Items from a dataset
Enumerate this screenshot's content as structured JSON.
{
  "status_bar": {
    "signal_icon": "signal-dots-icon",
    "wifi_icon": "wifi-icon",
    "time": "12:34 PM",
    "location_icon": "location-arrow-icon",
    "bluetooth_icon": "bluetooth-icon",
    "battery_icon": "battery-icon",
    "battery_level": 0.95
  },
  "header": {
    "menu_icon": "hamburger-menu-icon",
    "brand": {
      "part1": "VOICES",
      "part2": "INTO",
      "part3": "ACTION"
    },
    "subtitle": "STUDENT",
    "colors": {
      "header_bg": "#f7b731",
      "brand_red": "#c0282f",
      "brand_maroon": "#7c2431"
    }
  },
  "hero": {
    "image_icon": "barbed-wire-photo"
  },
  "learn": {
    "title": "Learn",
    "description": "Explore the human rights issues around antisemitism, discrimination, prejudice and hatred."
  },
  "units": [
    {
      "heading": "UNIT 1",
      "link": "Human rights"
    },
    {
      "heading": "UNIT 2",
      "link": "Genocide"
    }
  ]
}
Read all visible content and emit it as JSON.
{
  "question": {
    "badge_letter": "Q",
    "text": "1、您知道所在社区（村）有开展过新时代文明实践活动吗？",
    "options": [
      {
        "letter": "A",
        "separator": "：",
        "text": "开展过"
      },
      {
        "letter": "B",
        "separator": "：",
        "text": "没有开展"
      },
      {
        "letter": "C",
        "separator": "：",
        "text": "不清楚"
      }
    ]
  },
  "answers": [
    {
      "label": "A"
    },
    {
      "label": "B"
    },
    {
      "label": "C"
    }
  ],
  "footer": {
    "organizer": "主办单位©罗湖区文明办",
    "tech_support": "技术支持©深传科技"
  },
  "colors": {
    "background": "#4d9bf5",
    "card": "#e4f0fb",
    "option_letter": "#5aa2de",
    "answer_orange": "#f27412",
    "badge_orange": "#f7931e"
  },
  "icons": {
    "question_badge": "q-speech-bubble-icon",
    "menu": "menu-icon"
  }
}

EXERCISE DESCRIPTION
Scan the lines for the string "content". Copy out each line that matches.

ANSWER TO THIS EXERCISE
Enumerate this screenshot's content as structured JSON.
Read all visible content and emit it as JSON.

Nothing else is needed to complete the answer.